PROBLEM DESCRIPTION: Collect every line of the records below that contains the word "JSON".

TASK INPUTS:

++++++++

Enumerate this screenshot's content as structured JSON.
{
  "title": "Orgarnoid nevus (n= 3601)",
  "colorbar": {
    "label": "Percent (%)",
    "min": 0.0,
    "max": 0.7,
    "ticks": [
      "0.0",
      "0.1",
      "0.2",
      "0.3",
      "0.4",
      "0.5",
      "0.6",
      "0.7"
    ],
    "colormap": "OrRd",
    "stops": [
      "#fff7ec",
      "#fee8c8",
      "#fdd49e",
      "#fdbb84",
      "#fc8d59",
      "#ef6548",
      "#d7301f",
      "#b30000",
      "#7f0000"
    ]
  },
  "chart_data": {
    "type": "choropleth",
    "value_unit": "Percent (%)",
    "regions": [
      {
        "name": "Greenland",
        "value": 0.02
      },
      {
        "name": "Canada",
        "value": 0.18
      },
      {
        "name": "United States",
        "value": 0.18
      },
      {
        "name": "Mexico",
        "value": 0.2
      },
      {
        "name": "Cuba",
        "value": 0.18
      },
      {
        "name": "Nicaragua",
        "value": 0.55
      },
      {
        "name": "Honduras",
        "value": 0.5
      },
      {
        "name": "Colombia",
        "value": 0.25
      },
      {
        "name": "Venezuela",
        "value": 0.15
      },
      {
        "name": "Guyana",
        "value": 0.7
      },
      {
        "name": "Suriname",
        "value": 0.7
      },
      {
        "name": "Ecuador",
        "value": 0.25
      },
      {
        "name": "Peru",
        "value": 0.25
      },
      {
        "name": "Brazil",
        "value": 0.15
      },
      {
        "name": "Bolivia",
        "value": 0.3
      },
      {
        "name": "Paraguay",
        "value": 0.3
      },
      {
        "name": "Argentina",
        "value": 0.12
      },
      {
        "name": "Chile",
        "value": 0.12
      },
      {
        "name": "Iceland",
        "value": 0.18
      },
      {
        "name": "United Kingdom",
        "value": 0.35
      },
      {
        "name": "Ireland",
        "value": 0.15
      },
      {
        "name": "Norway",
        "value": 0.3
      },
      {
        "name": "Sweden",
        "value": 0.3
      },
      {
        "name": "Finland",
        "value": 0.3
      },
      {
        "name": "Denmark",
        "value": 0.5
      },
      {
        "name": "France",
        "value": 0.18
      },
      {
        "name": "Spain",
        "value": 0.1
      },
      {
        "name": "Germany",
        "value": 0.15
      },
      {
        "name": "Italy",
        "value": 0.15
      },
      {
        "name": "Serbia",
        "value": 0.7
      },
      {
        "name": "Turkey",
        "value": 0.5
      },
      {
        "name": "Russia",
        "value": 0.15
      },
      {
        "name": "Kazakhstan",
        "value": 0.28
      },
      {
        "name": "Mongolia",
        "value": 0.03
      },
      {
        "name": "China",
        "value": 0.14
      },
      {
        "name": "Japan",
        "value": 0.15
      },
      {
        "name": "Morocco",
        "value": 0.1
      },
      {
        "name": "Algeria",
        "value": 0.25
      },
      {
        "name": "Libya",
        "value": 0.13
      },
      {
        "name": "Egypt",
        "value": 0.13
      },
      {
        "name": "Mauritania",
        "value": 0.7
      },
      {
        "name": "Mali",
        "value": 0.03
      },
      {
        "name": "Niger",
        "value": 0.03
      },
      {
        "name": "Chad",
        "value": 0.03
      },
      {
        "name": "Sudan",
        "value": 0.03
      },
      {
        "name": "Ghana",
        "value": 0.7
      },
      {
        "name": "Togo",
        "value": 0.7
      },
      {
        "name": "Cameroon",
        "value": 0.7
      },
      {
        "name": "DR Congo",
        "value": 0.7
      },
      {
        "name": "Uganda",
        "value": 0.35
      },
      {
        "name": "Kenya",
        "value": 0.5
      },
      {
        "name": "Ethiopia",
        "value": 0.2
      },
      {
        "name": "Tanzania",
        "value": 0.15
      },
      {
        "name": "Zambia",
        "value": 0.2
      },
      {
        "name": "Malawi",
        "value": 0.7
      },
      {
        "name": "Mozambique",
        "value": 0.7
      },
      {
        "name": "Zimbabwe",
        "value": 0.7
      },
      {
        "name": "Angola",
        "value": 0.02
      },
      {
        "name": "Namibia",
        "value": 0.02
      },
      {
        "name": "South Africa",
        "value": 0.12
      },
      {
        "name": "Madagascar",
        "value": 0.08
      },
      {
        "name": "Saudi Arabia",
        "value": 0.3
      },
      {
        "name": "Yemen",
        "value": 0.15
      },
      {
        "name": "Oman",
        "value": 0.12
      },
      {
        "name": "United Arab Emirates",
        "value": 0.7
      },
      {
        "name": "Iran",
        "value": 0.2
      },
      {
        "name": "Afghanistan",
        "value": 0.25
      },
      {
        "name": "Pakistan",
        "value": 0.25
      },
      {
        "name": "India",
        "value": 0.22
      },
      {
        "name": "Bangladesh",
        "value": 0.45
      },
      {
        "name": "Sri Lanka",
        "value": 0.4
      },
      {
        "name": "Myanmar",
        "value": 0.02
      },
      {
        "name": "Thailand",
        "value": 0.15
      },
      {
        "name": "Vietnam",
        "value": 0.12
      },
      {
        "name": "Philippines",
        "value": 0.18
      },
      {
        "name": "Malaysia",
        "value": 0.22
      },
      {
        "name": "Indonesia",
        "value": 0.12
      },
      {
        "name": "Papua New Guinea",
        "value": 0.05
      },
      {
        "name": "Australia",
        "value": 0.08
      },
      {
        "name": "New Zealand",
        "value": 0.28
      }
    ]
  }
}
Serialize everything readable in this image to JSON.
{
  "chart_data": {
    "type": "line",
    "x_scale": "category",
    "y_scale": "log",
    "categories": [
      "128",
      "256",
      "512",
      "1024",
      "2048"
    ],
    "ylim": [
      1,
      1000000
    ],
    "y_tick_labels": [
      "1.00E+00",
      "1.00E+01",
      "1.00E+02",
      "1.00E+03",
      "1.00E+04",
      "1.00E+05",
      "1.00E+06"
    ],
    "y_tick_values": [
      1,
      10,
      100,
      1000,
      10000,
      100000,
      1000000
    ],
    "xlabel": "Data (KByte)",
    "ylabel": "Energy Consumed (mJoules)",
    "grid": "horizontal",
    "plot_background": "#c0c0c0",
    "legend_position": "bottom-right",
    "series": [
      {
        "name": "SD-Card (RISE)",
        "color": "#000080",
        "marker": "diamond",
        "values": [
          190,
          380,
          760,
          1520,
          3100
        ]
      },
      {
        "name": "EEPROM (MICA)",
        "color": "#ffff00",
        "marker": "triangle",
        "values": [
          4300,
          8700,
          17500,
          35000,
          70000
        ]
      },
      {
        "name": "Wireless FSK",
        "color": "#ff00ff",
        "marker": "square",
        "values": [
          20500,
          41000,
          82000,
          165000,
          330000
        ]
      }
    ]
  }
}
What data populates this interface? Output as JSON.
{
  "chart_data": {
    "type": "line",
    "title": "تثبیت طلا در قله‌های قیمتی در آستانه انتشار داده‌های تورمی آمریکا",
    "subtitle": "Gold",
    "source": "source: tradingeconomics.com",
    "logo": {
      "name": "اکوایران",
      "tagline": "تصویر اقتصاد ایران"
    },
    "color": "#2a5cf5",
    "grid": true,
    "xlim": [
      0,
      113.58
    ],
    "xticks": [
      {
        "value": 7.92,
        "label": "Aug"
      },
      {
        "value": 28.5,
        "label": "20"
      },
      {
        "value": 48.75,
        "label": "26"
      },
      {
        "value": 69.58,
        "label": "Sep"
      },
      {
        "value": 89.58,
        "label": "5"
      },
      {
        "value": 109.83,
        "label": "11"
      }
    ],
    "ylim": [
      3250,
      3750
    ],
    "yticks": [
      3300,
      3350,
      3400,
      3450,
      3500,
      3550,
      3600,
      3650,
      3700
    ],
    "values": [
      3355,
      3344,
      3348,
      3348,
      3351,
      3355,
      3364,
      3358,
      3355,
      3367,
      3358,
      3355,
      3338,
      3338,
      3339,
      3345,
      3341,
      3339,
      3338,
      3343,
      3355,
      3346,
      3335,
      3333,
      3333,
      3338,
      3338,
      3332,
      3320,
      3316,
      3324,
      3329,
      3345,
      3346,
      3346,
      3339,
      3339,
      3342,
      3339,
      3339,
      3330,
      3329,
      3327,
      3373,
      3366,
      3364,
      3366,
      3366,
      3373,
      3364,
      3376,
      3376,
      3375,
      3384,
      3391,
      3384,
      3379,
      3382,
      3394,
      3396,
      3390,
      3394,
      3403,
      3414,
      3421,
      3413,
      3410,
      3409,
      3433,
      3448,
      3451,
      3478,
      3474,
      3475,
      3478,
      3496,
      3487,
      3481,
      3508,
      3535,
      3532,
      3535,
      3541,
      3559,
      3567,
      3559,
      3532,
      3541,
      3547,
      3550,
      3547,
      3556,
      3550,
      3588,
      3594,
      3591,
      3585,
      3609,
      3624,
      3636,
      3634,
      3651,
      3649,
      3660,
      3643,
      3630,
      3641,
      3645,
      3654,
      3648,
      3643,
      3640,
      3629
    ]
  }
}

++++++++

OUTPUT FOR THIS TASK:
Enumerate this screenshot's content as structured JSON.
Serialize everything readable in this image to JSON.
What data populates this interface? Output as JSON.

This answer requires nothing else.